▸ **Exercise prompt**
Copy the data word for word, keeping every line.

▸ **Information given**
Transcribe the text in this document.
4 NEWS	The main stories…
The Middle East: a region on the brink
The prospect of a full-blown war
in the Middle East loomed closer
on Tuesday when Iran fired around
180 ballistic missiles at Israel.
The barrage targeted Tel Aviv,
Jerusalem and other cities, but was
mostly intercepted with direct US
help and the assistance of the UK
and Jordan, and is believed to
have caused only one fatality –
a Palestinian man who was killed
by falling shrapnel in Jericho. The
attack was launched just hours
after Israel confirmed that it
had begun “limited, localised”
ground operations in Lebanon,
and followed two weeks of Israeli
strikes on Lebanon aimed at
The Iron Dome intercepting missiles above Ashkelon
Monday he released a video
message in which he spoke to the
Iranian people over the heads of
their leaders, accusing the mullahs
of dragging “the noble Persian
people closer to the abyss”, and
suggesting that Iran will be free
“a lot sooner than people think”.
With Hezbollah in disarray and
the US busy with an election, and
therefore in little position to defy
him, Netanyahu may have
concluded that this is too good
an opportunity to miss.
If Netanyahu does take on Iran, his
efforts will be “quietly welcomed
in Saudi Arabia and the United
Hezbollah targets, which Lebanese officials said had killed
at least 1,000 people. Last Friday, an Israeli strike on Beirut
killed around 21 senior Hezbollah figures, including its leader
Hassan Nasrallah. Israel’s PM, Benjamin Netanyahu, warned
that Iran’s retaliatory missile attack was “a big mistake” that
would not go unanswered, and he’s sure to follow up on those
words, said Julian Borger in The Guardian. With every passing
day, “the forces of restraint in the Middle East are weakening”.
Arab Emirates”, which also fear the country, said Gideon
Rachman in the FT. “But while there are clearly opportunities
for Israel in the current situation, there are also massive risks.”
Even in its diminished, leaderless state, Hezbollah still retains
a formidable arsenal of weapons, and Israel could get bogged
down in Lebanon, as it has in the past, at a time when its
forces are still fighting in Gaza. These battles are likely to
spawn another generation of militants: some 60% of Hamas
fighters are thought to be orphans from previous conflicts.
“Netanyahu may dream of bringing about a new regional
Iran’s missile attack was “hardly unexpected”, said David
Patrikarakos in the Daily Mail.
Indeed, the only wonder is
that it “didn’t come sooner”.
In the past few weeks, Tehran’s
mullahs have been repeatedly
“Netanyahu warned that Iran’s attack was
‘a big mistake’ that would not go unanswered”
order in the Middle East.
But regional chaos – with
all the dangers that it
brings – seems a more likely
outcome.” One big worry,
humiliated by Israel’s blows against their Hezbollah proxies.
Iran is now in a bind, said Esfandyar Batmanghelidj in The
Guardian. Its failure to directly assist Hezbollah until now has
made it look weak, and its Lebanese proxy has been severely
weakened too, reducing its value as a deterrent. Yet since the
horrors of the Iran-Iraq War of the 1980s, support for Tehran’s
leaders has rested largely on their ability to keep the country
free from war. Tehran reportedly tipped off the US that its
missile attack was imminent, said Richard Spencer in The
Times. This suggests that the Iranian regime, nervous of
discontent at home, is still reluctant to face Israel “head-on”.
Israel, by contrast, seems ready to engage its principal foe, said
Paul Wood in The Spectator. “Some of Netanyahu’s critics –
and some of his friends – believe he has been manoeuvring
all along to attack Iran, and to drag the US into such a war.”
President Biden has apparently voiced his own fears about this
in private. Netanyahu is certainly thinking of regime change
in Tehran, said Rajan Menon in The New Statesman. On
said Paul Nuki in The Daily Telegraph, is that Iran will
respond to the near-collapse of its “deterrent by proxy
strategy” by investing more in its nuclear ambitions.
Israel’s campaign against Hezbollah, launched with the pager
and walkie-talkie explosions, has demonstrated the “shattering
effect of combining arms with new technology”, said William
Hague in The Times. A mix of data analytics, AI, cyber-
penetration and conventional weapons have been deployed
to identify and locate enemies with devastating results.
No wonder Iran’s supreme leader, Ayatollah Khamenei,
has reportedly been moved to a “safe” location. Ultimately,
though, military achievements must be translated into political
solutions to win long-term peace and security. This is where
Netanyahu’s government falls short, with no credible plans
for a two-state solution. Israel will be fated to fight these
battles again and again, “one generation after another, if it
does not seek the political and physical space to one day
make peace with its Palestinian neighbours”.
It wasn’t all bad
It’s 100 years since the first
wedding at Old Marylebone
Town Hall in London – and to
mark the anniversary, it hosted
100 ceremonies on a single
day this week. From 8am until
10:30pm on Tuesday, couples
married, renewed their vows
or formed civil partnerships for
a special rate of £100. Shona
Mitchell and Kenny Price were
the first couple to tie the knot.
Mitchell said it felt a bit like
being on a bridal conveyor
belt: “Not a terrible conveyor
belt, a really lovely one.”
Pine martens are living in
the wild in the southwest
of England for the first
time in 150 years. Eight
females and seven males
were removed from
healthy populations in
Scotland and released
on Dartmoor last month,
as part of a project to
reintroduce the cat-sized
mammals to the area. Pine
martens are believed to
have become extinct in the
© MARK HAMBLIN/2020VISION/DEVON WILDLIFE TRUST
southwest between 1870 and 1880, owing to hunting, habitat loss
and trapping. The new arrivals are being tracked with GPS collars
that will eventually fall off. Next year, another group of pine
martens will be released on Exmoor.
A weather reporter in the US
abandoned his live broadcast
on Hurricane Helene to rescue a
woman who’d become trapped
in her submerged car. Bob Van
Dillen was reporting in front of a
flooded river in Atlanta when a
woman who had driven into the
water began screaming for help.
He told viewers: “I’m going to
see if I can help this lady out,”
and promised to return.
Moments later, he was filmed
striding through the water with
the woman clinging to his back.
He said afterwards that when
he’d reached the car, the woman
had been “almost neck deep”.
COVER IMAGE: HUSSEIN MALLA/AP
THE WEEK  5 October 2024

▸ **Result for this task**
Transcribe the text in this document.
4 NEWS	The main stories…
The Middle East: a region on the brink
The prospect of a full-blown war
in the Middle East loomed closer
on Tuesday when Iran fired around
180 ballistic missiles at Israel.
The barrage targeted Tel Aviv,
Jerusalem and other cities, but was
mostly intercepted with direct US
help and the assistance of the UK
and Jordan, and is believed to
have caused only one fatality –
a Palestinian man who was killed
by falling shrapnel in Jericho. The
attack was launched just hours
after Israel confirmed that it
had begun “limited, localised”
ground operations in Lebanon,
and followed two weeks of Israeli
strikes on Lebanon aimed at
The Iron Dome intercepting missiles above Ashkelon
Monday he released a video
message in which he spoke to the
Iranian people over the heads of
their leaders, accusing the mullahs
of dragging “the noble Persian
people closer to the abyss”, and
suggesting that Iran will be free
“a lot sooner than people think”.
With Hezbollah in disarray and
the US busy with an election, and
therefore in little position to defy
him, Netanyahu may have
concluded that this is too good
an opportunity to miss.
If Netanyahu does take on Iran, his
efforts will be “quietly welcomed
in Saudi Arabia and the United
Hezbollah targets, which Lebanese officials said had killed
at least 1,000 people. Last Friday, an Israeli strike on Beirut
killed around 21 senior Hezbollah figures, including its leader
Hassan Nasrallah. Israel’s PM, Benjamin Netanyahu, warned
that Iran’s retaliatory missile attack was “a big mistake” that
would not go unanswered, and he’s sure to follow up on those
words, said Julian Borger in The Guardian. With every passing
day, “the forces of restraint in the Middle East are weakening”.
Arab Emirates”, which also fear the country, said Gideon
Rachman in the FT. “But while there are clearly opportunities
for Israel in the current situation, there are also massive risks.”
Even in its diminished, leaderless state, Hezbollah still retains
a formidable arsenal of weapons, and Israel could get bogged
down in Lebanon, as it has in the past, at a time when its
forces are still fighting in Gaza. These battles are likely to
spawn another generation of militants: some 60% of Hamas
fighters are thought to be orphans from previous conflicts.
“Netanyahu may dream of bringing about a new regional
Iran’s missile attack was “hardly unexpected”, said David
Patrikarakos in the Daily Mail.
Indeed, the only wonder is
that it “didn’t come sooner”.
In the past few weeks, Tehran’s
mullahs have been repeatedly
“Netanyahu warned that Iran’s attack was
‘a big mistake’ that would not go unanswered”
order in the Middle East.
But regional chaos – with
all the dangers that it
brings – seems a more likely
outcome.” One big worry,
humiliated by Israel’s blows against their Hezbollah proxies.
Iran is now in a bind, said Esfandyar Batmanghelidj in The
Guardian. Its failure to directly assist Hezbollah until now has
made it look weak, and its Lebanese proxy has been severely
weakened too, reducing its value as a deterrent. Yet since the
horrors of the Iran-Iraq War of the 1980s, support for Tehran’s
leaders has rested largely on their ability to keep the country
free from war. Tehran reportedly tipped off the US that its
missile attack was imminent, said Richard Spencer in The
Times. This suggests that the Iranian regime, nervous of
discontent at home, is still reluctant to face Israel “head-on”.
Israel, by contrast, seems ready to engage its principal foe, said
Paul Wood in The Spectator. “Some of Netanyahu’s critics –
and some of his friends – believe he has been manoeuvring
all along to attack Iran, and to drag the US into such a war.”
President Biden has apparently voiced his own fears about this
in private. Netanyahu is certainly thinking of regime change
in Tehran, said Rajan Menon in The New Statesman. On
said Paul Nuki in The Daily Telegraph, is that Iran will
respond to the near-collapse of its “deterrent by proxy
strategy” by investing more in its nuclear ambitions.
Israel’s campaign against Hezbollah, launched with the pager
and walkie-talkie explosions, has demonstrated the “shattering
effect of combining arms with new technology”, said William
Hague in The Times. A mix of data analytics, AI, cyber-
penetration and conventional weapons have been deployed
to identify and locate enemies with devastating results.
No wonder Iran’s supreme leader, Ayatollah Khamenei,
has reportedly been moved to a “safe” location. Ultimately,
though, military achievements must be translated into political
solutions to win long-term peace and security. This is where
Netanyahu’s government falls short, with no credible plans
for a two-state solution. Israel will be fated to fight these
battles again and again, “one generation after another, if it
does not seek the political and physical space to one day
make peace with its Palestinian neighbours”.
It wasn’t all bad
It’s 100 years since the first
wedding at Old Marylebone
Town Hall in London – and to
mark the anniversary, it hosted
100 ceremonies on a single
day this week. From 8am until
10:30pm on Tuesday, couples
married, renewed their vows
or formed civil partnerships for
a special rate of £100. Shona
Mitchell and Kenny Price were
the first couple to tie the knot.
Mitchell said it felt a bit like
being on a bridal conveyor
belt: “Not a terrible conveyor
belt, a really lovely one.”
Pine martens are living in
the wild in the southwest
of England for the first
time in 150 years. Eight
females and seven males
were removed from
healthy populations in
Scotland and released
on Dartmoor last month,
as part of a project to
reintroduce the cat-sized
mammals to the area. Pine
martens are believed to
have become extinct in the
© MARK HAMBLIN/2020VISION/DEVON WILDLIFE TRUST
southwest between 1870 and 1880, owing to hunting, habitat loss
and trapping. The new arrivals are being tracked with GPS collars
that will eventually fall off. Next year, another group of pine
martens will be released on Exmoor.
A weather reporter in the US
abandoned his live broadcast
on Hurricane Helene to rescue a
woman who’d become trapped
in her submerged car. Bob Van
Dillen was reporting in front of a
flooded river in Atlanta when a
woman who had driven into the
water began screaming for help.
He told viewers: “I’m going to
see if I can help this lady out,”
and promised to return.
Moments later, he was filmed
striding through the water with
the woman clinging to his back.
He said afterwards that when
he’d reached the car, the woman
had been “almost neck deep”.
COVER IMAGE: HUSSEIN MALLA/AP
THE WEEK  5 October 2024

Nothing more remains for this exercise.